● What to do
Make an exact copy of the listing below.

● Entries shown
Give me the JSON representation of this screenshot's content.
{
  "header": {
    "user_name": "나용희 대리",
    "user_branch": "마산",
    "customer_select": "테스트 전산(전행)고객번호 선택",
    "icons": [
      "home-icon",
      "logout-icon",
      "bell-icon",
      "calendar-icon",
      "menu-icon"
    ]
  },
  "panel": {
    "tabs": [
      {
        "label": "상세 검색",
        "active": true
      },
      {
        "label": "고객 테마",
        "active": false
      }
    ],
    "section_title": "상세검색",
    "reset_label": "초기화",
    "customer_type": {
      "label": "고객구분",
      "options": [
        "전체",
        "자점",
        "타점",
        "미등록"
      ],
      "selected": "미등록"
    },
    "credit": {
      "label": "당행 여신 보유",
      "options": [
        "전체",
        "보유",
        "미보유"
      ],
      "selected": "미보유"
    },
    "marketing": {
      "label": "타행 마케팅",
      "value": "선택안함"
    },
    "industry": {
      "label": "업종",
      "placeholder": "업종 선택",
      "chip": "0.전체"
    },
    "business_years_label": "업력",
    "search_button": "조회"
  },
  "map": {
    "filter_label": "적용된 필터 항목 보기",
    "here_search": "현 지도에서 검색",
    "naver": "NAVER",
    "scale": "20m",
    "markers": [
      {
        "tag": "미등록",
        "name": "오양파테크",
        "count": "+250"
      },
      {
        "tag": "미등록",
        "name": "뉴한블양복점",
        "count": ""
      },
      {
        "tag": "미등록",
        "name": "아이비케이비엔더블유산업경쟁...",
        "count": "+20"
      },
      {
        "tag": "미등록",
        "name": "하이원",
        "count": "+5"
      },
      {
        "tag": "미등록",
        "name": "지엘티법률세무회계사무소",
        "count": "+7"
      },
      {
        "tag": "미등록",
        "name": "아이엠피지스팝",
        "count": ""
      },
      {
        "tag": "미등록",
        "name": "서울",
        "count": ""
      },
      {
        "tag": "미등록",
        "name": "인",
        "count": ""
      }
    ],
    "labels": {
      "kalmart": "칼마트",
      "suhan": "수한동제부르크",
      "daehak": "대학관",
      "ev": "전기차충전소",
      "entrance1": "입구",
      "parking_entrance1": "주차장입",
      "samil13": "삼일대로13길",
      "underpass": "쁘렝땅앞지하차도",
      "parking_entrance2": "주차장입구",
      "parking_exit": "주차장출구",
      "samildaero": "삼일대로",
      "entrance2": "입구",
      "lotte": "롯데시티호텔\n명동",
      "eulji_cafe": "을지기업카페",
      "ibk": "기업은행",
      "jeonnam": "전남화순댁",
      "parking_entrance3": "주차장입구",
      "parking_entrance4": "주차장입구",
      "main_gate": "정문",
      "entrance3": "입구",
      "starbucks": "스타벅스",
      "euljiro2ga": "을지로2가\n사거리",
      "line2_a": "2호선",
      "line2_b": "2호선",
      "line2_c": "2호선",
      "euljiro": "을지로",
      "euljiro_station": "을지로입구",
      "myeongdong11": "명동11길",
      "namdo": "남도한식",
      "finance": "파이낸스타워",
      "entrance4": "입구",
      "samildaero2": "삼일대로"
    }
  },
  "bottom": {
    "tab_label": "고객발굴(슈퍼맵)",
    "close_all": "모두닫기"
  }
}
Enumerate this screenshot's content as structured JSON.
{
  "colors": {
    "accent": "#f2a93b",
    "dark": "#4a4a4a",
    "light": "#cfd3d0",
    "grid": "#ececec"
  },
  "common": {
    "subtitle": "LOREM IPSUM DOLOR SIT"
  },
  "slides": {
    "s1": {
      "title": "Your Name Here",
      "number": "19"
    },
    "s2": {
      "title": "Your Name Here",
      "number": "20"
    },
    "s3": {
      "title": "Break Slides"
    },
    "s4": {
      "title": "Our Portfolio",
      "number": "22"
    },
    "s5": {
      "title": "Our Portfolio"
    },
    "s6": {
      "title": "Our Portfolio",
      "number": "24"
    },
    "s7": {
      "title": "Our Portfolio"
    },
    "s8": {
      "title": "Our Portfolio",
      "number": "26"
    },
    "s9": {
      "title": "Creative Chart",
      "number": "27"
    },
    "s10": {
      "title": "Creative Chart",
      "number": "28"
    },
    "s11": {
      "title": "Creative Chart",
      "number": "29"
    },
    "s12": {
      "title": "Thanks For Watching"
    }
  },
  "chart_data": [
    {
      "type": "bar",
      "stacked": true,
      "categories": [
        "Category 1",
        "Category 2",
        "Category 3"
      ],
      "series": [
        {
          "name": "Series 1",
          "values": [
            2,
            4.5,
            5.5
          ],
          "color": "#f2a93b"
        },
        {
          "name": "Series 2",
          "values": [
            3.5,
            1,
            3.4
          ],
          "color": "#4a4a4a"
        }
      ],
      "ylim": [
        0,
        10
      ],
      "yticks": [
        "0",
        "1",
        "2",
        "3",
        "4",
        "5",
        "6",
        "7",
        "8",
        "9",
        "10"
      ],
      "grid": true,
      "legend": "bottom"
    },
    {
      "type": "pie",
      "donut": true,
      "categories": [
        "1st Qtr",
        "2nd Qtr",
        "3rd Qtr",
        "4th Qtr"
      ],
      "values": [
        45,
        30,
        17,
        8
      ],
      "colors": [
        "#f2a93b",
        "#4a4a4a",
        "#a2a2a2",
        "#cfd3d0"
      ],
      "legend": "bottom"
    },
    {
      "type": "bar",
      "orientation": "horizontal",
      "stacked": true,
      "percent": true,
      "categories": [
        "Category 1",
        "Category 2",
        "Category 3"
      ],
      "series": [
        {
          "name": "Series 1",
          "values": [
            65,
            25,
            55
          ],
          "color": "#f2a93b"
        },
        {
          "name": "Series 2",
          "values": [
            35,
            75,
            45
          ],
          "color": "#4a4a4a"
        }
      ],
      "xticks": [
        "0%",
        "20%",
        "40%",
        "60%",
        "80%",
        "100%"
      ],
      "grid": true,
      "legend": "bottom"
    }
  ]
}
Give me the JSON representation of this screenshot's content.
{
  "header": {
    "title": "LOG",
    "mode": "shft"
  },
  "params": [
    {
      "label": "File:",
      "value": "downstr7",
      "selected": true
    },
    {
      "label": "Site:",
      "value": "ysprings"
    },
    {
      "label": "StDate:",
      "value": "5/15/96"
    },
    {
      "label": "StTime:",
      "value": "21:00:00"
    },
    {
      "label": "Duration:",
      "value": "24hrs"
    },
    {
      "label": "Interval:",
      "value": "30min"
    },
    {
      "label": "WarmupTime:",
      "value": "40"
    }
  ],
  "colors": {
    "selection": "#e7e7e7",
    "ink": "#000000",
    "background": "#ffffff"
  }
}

● Result for this exercise
Give me the JSON representation of this screenshot's content.
{
  "header": {
    "user_name": "나용희 대리",
    "user_branch": "마산",
    "customer_select": "테스트 전산(전행)고객번호 선택",
    "icons": [
      "home-icon",
      "logout-icon",
      "bell-icon",
      "calendar-icon",
      "menu-icon"
    ]
  },
  "panel": {
    "tabs": [
      {
        "label": "상세 검색",
        "active": true
      },
      {
        "label": "고객 테마",
        "active": false
      }
    ],
    "section_title": "상세검색",
    "reset_label": "초기화",
    "customer_type": {
      "label": "고객구분",
      "options": [
        "전체",
        "자점",
        "타점",
        "미등록"
      ],
      "selected": "미등록"
    },
    "credit": {
      "label": "당행 여신 보유",
      "options": [
        "전체",
        "보유",
        "미보유"
      ],
      "selected": "미보유"
    },
    "marketing": {
      "label": "타행 마케팅",
      "value": "선택안함"
    },
    "industry": {
      "label": "업종",
      "placeholder": "업종 선택",
      "chip": "0.전체"
    },
    "business_years_label": "업력",
    "search_button": "조회"
  },
  "map": {
    "filter_label": "적용된 필터 항목 보기",
    "here_search": "현 지도에서 검색",
    "naver": "NAVER",
    "scale": "20m",
    "markers": [
      {
        "tag": "미등록",
        "name": "오양파테크",
        "count": "+250"
      },
      {
        "tag": "미등록",
        "name": "뉴한블양복점",
        "count": ""
      },
      {
        "tag": "미등록",
        "name": "아이비케이비엔더블유산업경쟁...",
        "count": "+20"
      },
      {
        "tag": "미등록",
        "name": "하이원",
        "count": "+5"
      },
      {
        "tag": "미등록",
        "name": "지엘티법률세무회계사무소",
        "count": "+7"
      },
      {
        "tag": "미등록",
        "name": "아이엠피지스팝",
        "count": ""
      },
      {
        "tag": "미등록",
        "name": "서울",
        "count": ""
      },
      {
        "tag": "미등록",
        "name": "인",
        "count": ""
      }
    ],
    "labels": {
      "kalmart": "칼마트",
      "suhan": "수한동제부르크",
      "daehak": "대학관",
      "ev": "전기차충전소",
      "entrance1": "입구",
      "parking_entrance1": "주차장입",
      "samil13": "삼일대로13길",
      "underpass": "쁘렝땅앞지하차도",
      "parking_entrance2": "주차장입구",
      "parking_exit": "주차장출구",
      "samildaero": "삼일대로",
      "entrance2": "입구",
      "lotte": "롯데시티호텔\n명동",
      "eulji_cafe": "을지기업카페",
      "ibk": "기업은행",
      "jeonnam": "전남화순댁",
      "parking_entrance3": "주차장입구",
      "parking_entrance4": "주차장입구",
      "main_gate": "정문",
      "entrance3": "입구",
      "starbucks": "스타벅스",
      "euljiro2ga": "을지로2가\n사거리",
      "line2_a": "2호선",
      "line2_b": "2호선",
      "line2_c": "2호선",
      "euljiro": "을지로",
      "euljiro_station": "을지로입구",
      "myeongdong11": "명동11길",
      "namdo": "남도한식",
      "finance": "파이낸스타워",
      "entrance4": "입구",
      "samildaero2": "삼일대로"
    }
  },
  "bottom": {
    "tab_label": "고객발굴(슈퍼맵)",
    "close_all": "모두닫기"
  }
}
Enumerate this screenshot's content as structured JSON.
{
  "colors": {
    "accent": "#f2a93b",
    "dark": "#4a4a4a",
    "light": "#cfd3d0",
    "grid": "#ececec"
  },
  "common": {
    "subtitle": "LOREM IPSUM DOLOR SIT"
  },
  "slides": {
    "s1": {
      "title": "Your Name Here",
      "number": "19"
    },
    "s2": {
      "title": "Your Name Here",
      "number": "20"
    },
    "s3": {
      "title": "Break Slides"
    },
    "s4": {
      "title": "Our Portfolio",
      "number": "22"
    },
    "s5": {
      "title": "Our Portfolio"
    },
    "s6": {
      "title": "Our Portfolio",
      "number": "24"
    },
    "s7": {
      "title": "Our Portfolio"
    },
    "s8": {
      "title": "Our Portfolio",
      "number": "26"
    },
    "s9": {
      "title": "Creative Chart",
      "number": "27"
    },
    "s10": {
      "title": "Creative Chart",
      "number": "28"
    },
    "s11": {
      "title": "Creative Chart",
      "number": "29"
    },
    "s12": {
      "title": "Thanks For Watching"
    }
  },
  "chart_data": [
    {
      "type": "bar",
      "stacked": true,
      "categories": [
        "Category 1",
        "Category 2",
        "Category 3"
      ],
      "series": [
        {
          "name": "Series 1",
          "values": [
            2,
            4.5,
            5.5
          ],
          "color": "#f2a93b"
        },
        {
          "name": "Series 2",
          "values": [
            3.5,
            1,
            3.4
          ],
          "color": "#4a4a4a"
        }
      ],
      "ylim": [
        0,
        10
      ],
      "yticks": [
        "0",
        "1",
        "2",
        "3",
        "4",
        "5",
        "6",
        "7",
        "8",
        "9",
        "10"
      ],
      "grid": true,
      "legend": "bottom"
    },
    {
      "type": "pie",
      "donut": true,
      "categories": [
        "1st Qtr",
        "2nd Qtr",
        "3rd Qtr",
        "4th Qtr"
      ],
      "values": [
        45,
        30,
        17,
        8
      ],
      "colors": [
        "#f2a93b",
        "#4a4a4a",
        "#a2a2a2",
        "#cfd3d0"
      ],
      "legend": "bottom"
    },
    {
      "type": "bar",
      "orientation": "horizontal",
      "stacked": true,
      "percent": true,
      "categories": [
        "Category 1",
        "Category 2",
        "Category 3"
      ],
      "series": [
        {
          "name": "Series 1",
          "values": [
            65,
            25,
            55
          ],
          "color": "#f2a93b"
        },
        {
          "name": "Series 2",
          "values": [
            35,
            75,
            45
          ],
          "color": "#4a4a4a"
        }
      ],
      "xticks": [
        "0%",
        "20%",
        "40%",
        "60%",
        "80%",
        "100%"
      ],
      "grid": true,
      "legend": "bottom"
    }
  ]
}
Give me the JSON representation of this screenshot's content.
{
  "header": {
    "title": "LOG",
    "mode": "shft"
  },
  "params": [
    {
      "label": "File:",
      "value": "downstr7",
      "selected": true
    },
    {
      "label": "Site:",
      "value": "ysprings"
    },
    {
      "label": "StDate:",
      "value": "5/15/96"
    },
    {
      "label": "StTime:",
      "value": "21:00:00"
    },
    {
      "label": "Duration:",
      "value": "24hrs"
    },
    {
      "label": "Interval:",
      "value": "30min"
    },
    {
      "label": "WarmupTime:",
      "value": "40"
    }
  ],
  "colors": {
    "selection": "#e7e7e7",
    "ink": "#000000",
    "background": "#ffffff"
  }
}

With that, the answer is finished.